PROVIDED MATERIAL start
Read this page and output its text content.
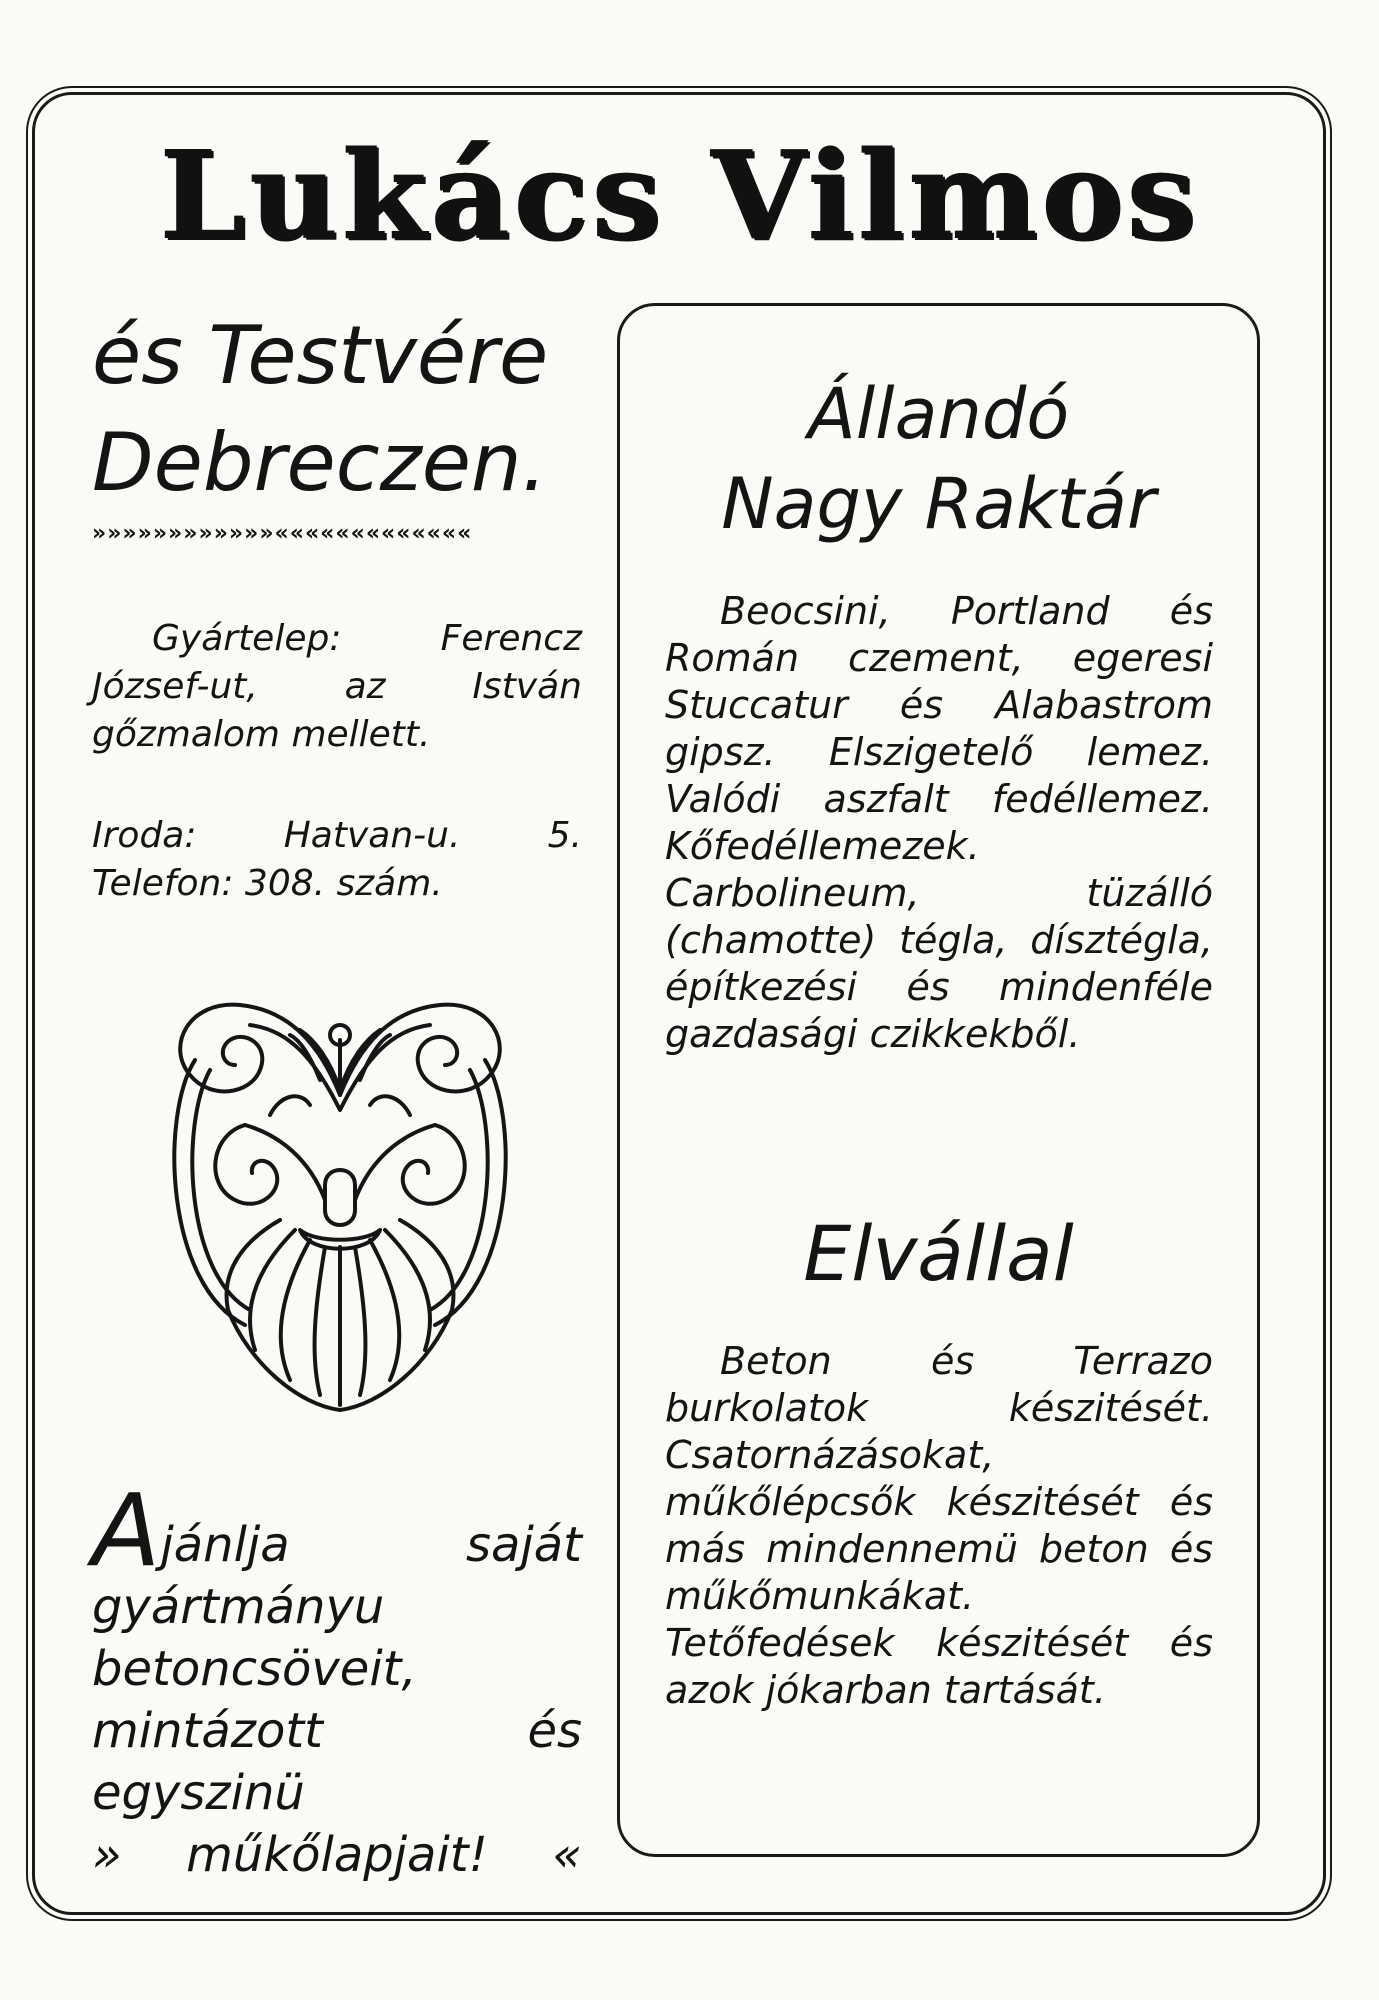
Lukács Vilmos
és Testvére
Debreczen.
»»»»»»»»»»»»«««««««««««««

Gyártelep: Ferencz József-ut, az István gőzmalom mellett.

Iroda: Hatvan-u. 5. Telefon: 308. szám.

Ajánlja saját gyártmányu betoncsöveit, mintázott és egyszinü
» műkőlapjait! «
Állandó
Nagy Raktár

Beocsini, Portland és Román czement, egeresi Stuccatur és Alabastrom gipsz. Elszigetelő lemez. Valódi aszfalt fedéllemez. Kőfedéllemezek. Carbolineum, tüzálló (chamotte) tégla, dísztégla, építkezési és mindenféle gazdasági czikkekből.

Elvállal

Beton és Terrazo burkolatok készitését. Csatornázásokat, műkőlépcsők készitését és más mindennemü beton és műkőmunkákat. Tetőfedések készitését és azok jókarban tartását.
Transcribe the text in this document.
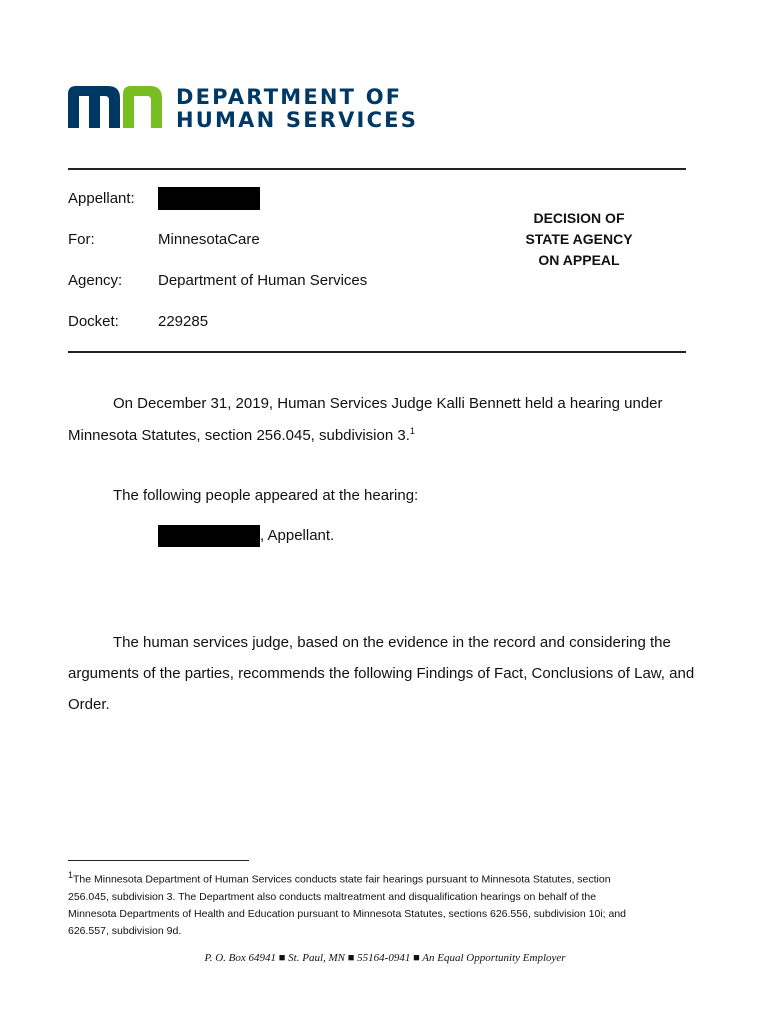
DEPARTMENT OF
HUMAN SERVICES
Appellant:
For:	MinnesotaCare
Agency: Department of Human Services
Docket:	229285
DECISION OF
STATE AGENCY
ON APPEAL
On December 31, 2019, Human Services Judge Kalli Bennett held a hearing under
Minnesota Statutes, section 256.045, subdivision 3.$^1$
The following people appeared at the hearing:
, Appellant.
The human services judge, based on the evidence in the record and considering the
arguments of the parties, recommends the following Findings of Fact, Conclusions of Law, and
Order.
$^1$The Minnesota Department of Human Services conducts state fair hearings pursuant to Minnesota Statutes, section
256.045, subdivision 3. The Department also conducts maltreatment and disqualification hearings on behalf of the
Minnesota Departments of Health and Education pursuant to Minnesota Statutes, sections 626.556, subdivision 10i; and
626.557, subdivision 9d.
P. O. Box 64941 ■ St. Paul, MN ■ 55164-0941 ■ An Equal Opportunity Employer
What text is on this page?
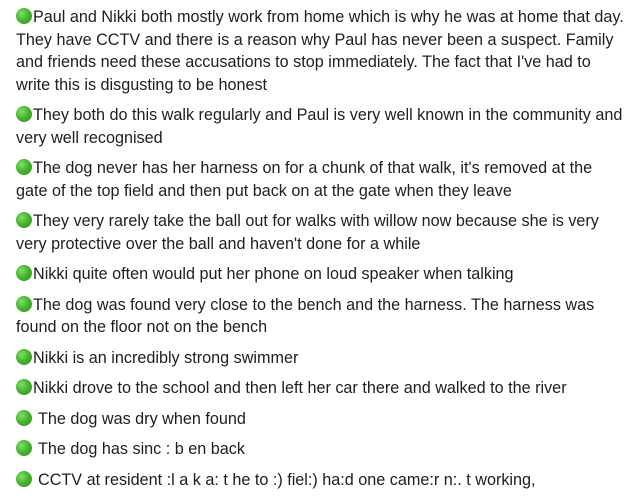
Paul and Nikki both mostly work from home which is why he was at home that day. They have CCTV and there is a reason why Paul has never been a suspect. Family and friends need these accusations to stop immediately. The fact that I've had to write this is disgusting to be honest
They both do this walk regularly and Paul is very well known in the community and very well recognised
The dog never has her harness on for a chunk of that walk, it's removed at the gate of the top field and then put back on at the gate when they leave
They very rarely take the ball out for walks with willow now because she is very very protective over the ball and haven't done for a while
Nikki quite often would put her phone on loud speaker when talking
The dog was found very close to the bench and the harness. The harness was found on the floor not on the bench
Nikki is an incredibly strong swimmer
Nikki drove to the school and then left her car there and walked to the river
The dog was dry when found
The dog has sinc : b en back
CCTV at resident :l a k a: t he to :) fiel:) ha:d one came:r n:. t working,
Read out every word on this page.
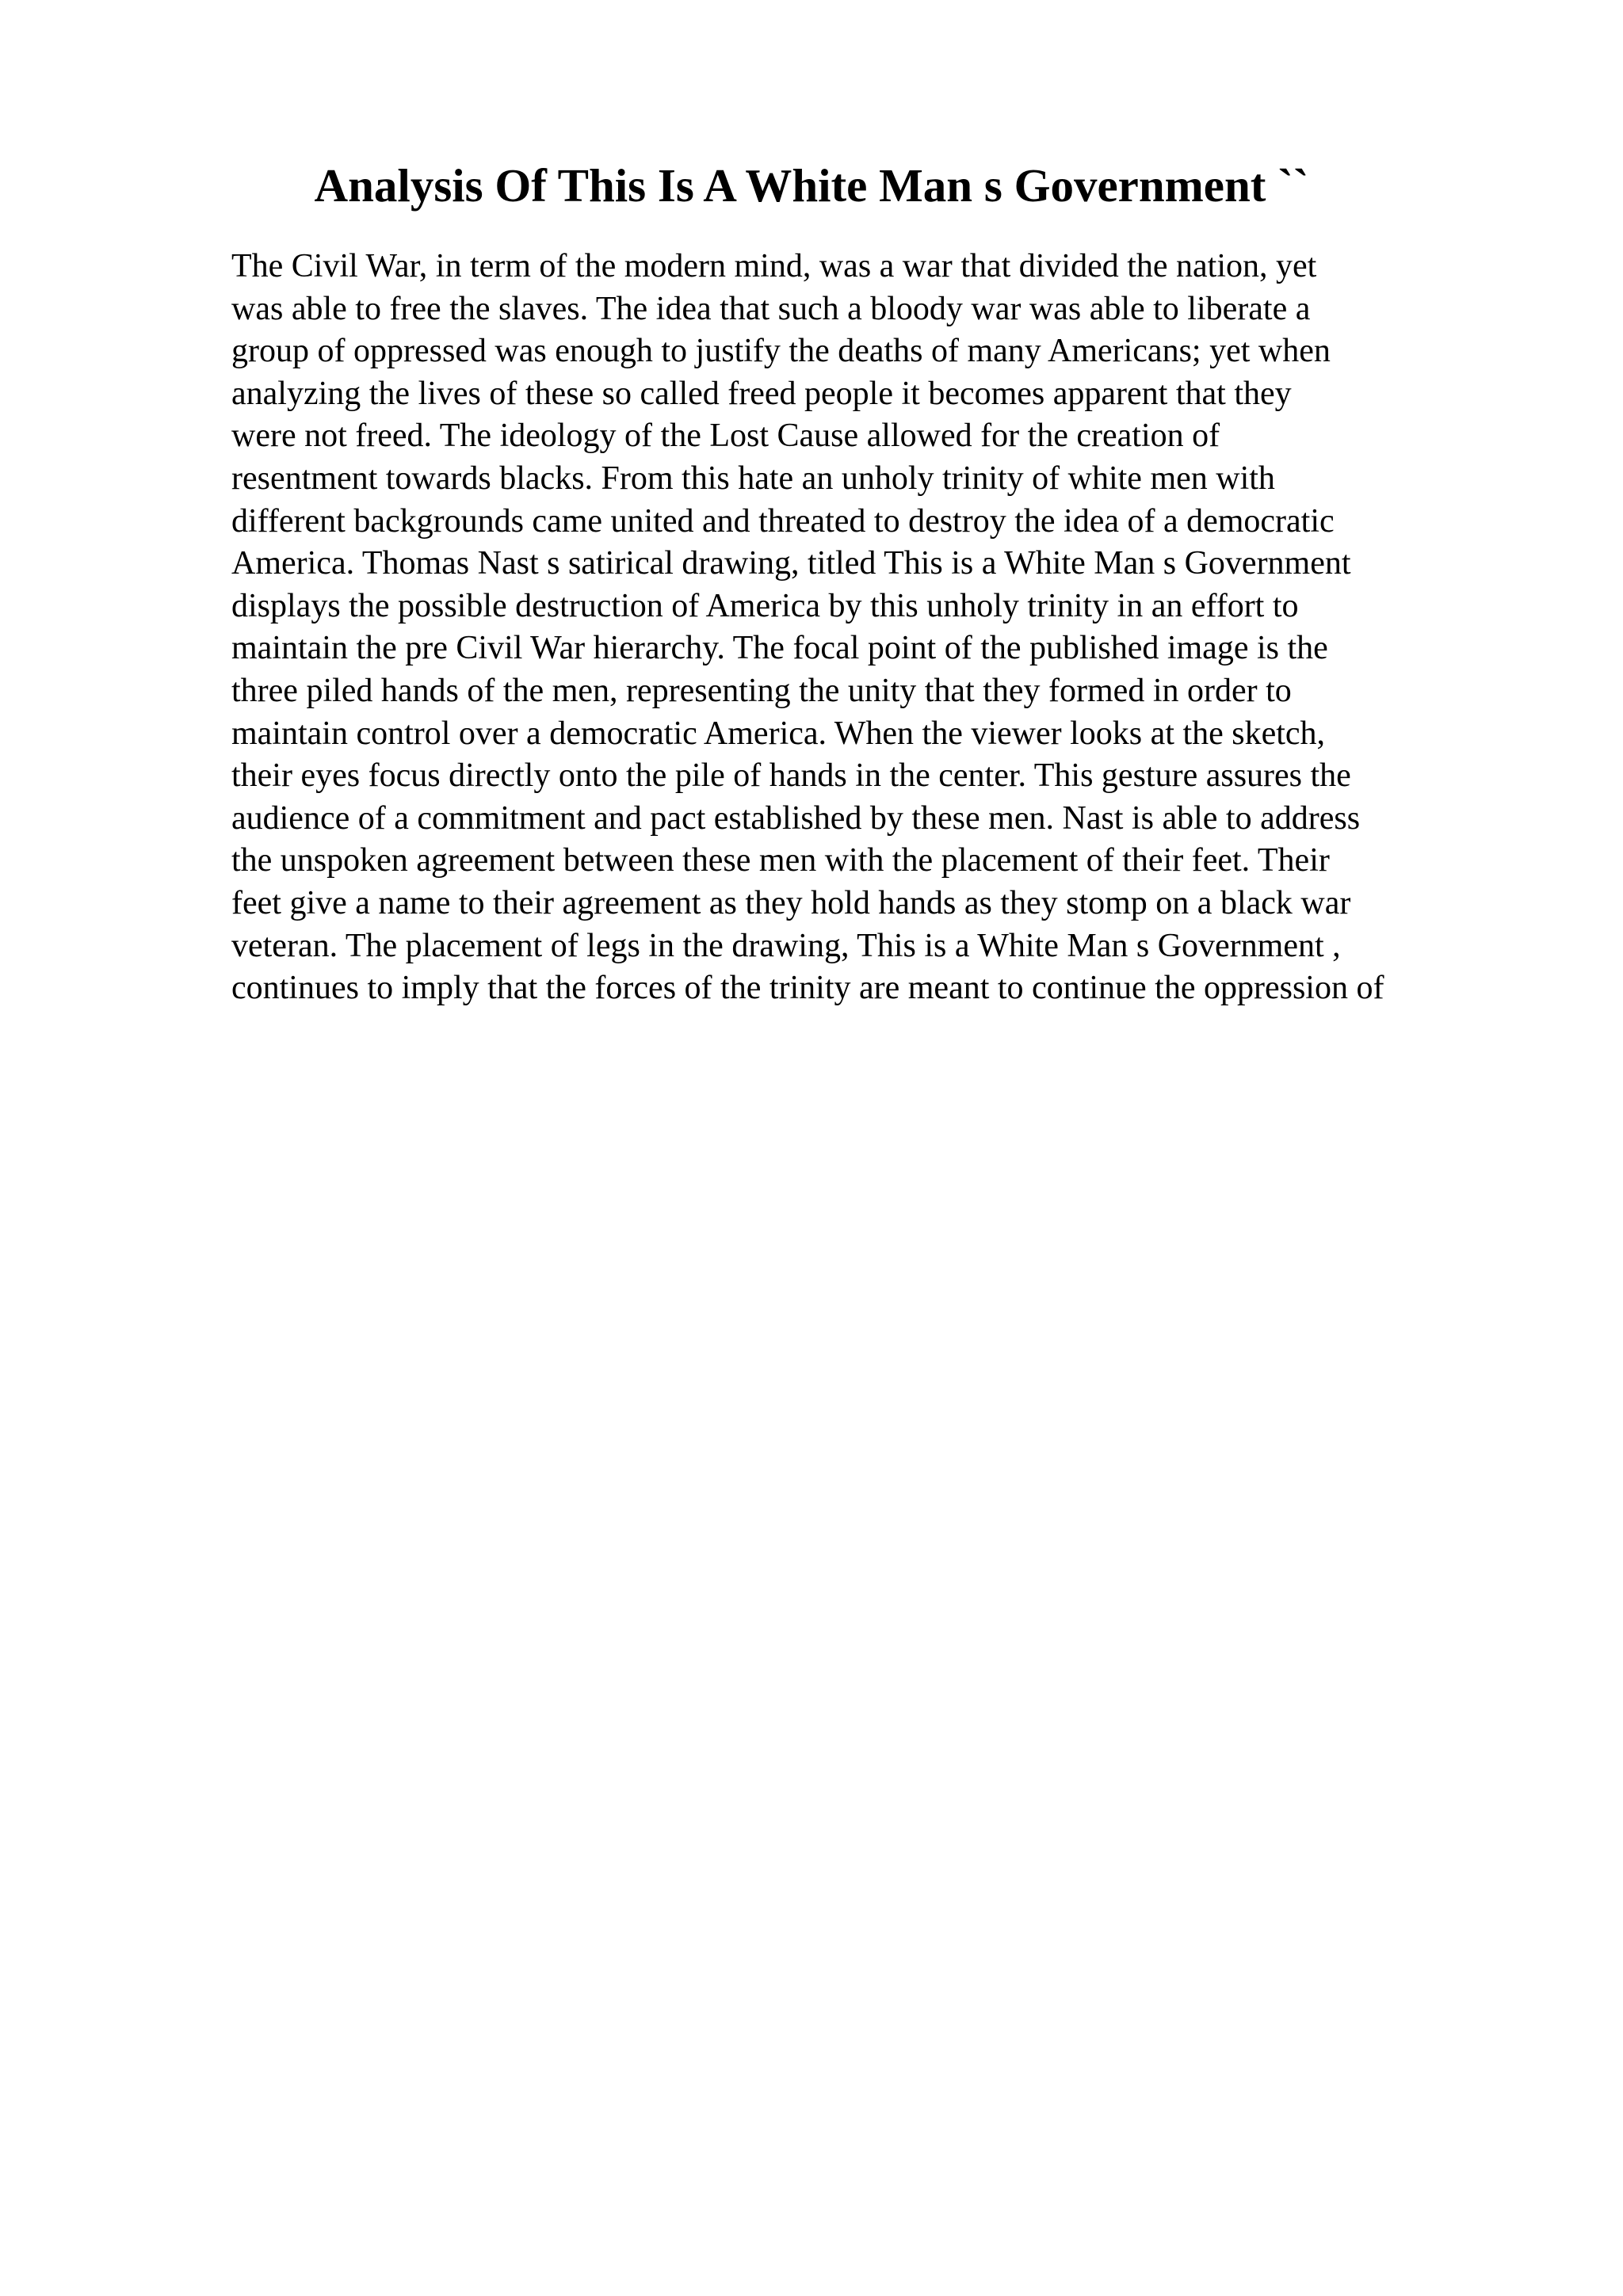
Analysis Of This Is A White Man s Government ``
The Civil War, in term of the modern mind, was a war that divided the nation, yet
was able to free the slaves. The idea that such a bloody war was able to liberate a
group of oppressed was enough to justify the deaths of many Americans; yet when
analyzing the lives of these so called freed people it becomes apparent that they
were not freed. The ideology of the Lost Cause allowed for the creation of
resentment towards blacks. From this hate an unholy trinity of white men with
different backgrounds came united and threated to destroy the idea of a democratic
America. Thomas Nast s satirical drawing, titled This is a White Man s Government
displays the possible destruction of America by this unholy trinity in an effort to
maintain the pre Civil War hierarchy. The focal point of the published image is the
three piled hands of the men, representing the unity that they formed in order to
maintain control over a democratic America. When the viewer looks at the sketch,
their eyes focus directly onto the pile of hands in the center. This gesture assures the
audience of a commitment and pact established by these men. Nast is able to address
the unspoken agreement between these men with the placement of their feet. Their
feet give a name to their agreement as they hold hands as they stomp on a black war
veteran. The placement of legs in the drawing, This is a White Man s Government ,
continues to imply that the forces of the trinity are meant to continue the oppression of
PROVIDED MATERIAL end
§ **WORK INSTRUCTIONS**: From the listing, extract all text exactly as given and drop any picture.

§ **EXERCISE RESPONSE**:
Read this page and output its text content.
Lukács Vilmos
és Testvére
Debreczen.
»»»»»»»»»»»»«««««««««««««

Gyártelep: Ferencz József-ut, az István gőzmalom mellett.

Iroda: Hatvan-u. 5. Telefon: 308. szám.

Ajánlja saját gyártmányu betoncsöveit, mintázott és egyszinü
» műkőlapjait! «
Állandó
Nagy Raktár

Beocsini, Portland és Román czement, egeresi Stuccatur és Alabastrom gipsz. Elszigetelő lemez. Valódi aszfalt fedéllemez. Kőfedéllemezek. Carbolineum, tüzálló (chamotte) tégla, dísztégla, építkezési és mindenféle gazdasági czikkekből.

Elvállal

Beton és Terrazo burkolatok készitését. Csatornázásokat, műkőlépcsők készitését és más mindennemü beton és műkőmunkákat. Tetőfedések készitését és azok jókarban tartását.
Transcribe the text in this document.
DEPARTMENT OF
HUMAN SERVICES
Appellant:
For:	MinnesotaCare
Agency: Department of Human Services
Docket:	229285
DECISION OF
STATE AGENCY
ON APPEAL
On December 31, 2019, Human Services Judge Kalli Bennett held a hearing under
Minnesota Statutes, section 256.045, subdivision 3.$^1$
The following people appeared at the hearing:
, Appellant.
The human services judge, based on the evidence in the record and considering the
arguments of the parties, recommends the following Findings of Fact, Conclusions of Law, and
Order.
$^1$The Minnesota Department of Human Services conducts state fair hearings pursuant to Minnesota Statutes, section
256.045, subdivision 3. The Department also conducts maltreatment and disqualification hearings on behalf of the
Minnesota Departments of Health and Education pursuant to Minnesota Statutes, sections 626.556, subdivision 10i; and
626.557, subdivision 9d.
P. O. Box 64941 ■ St. Paul, MN ■ 55164-0941 ■ An Equal Opportunity Employer
What text is on this page?
Paul and Nikki both mostly work from home which is why he was at home that day. They have CCTV and there is a reason why Paul has never been a suspect. Family and friends need these accusations to stop immediately. The fact that I've had to write this is disgusting to be honest
They both do this walk regularly and Paul is very well known in the community and very well recognised
The dog never has her harness on for a chunk of that walk, it's removed at the gate of the top field and then put back on at the gate when they leave
They very rarely take the ball out for walks with willow now because she is very very protective over the ball and haven't done for a while
Nikki quite often would put her phone on loud speaker when talking
The dog was found very close to the bench and the harness. The harness was found on the floor not on the bench
Nikki is an incredibly strong swimmer
Nikki drove to the school and then left her car there and walked to the river
The dog was dry when found
The dog has sinc : b en back
CCTV at resident :l a k a: t he to :) fiel:) ha:d one came:r n:. t working,
Read out every word on this page.
Analysis Of This Is A White Man s Government ``
The Civil War, in term of the modern mind, was a war that divided the nation, yet
was able to free the slaves. The idea that such a bloody war was able to liberate a
group of oppressed was enough to justify the deaths of many Americans; yet when
analyzing the lives of these so called freed people it becomes apparent that they
were not freed. The ideology of the Lost Cause allowed for the creation of
resentment towards blacks. From this hate an unholy trinity of white men with
different backgrounds came united and threated to destroy the idea of a democratic
America. Thomas Nast s satirical drawing, titled This is a White Man s Government
displays the possible destruction of America by this unholy trinity in an effort to
maintain the pre Civil War hierarchy. The focal point of the published image is the
three piled hands of the men, representing the unity that they formed in order to
maintain control over a democratic America. When the viewer looks at the sketch,
their eyes focus directly onto the pile of hands in the center. This gesture assures the
audience of a commitment and pact established by these men. Nast is able to address
the unspoken agreement between these men with the placement of their feet. Their
feet give a name to their agreement as they hold hands as they stomp on a black war
veteran. The placement of legs in the drawing, This is a White Man s Government ,
continues to imply that the forces of the trinity are meant to continue the oppression of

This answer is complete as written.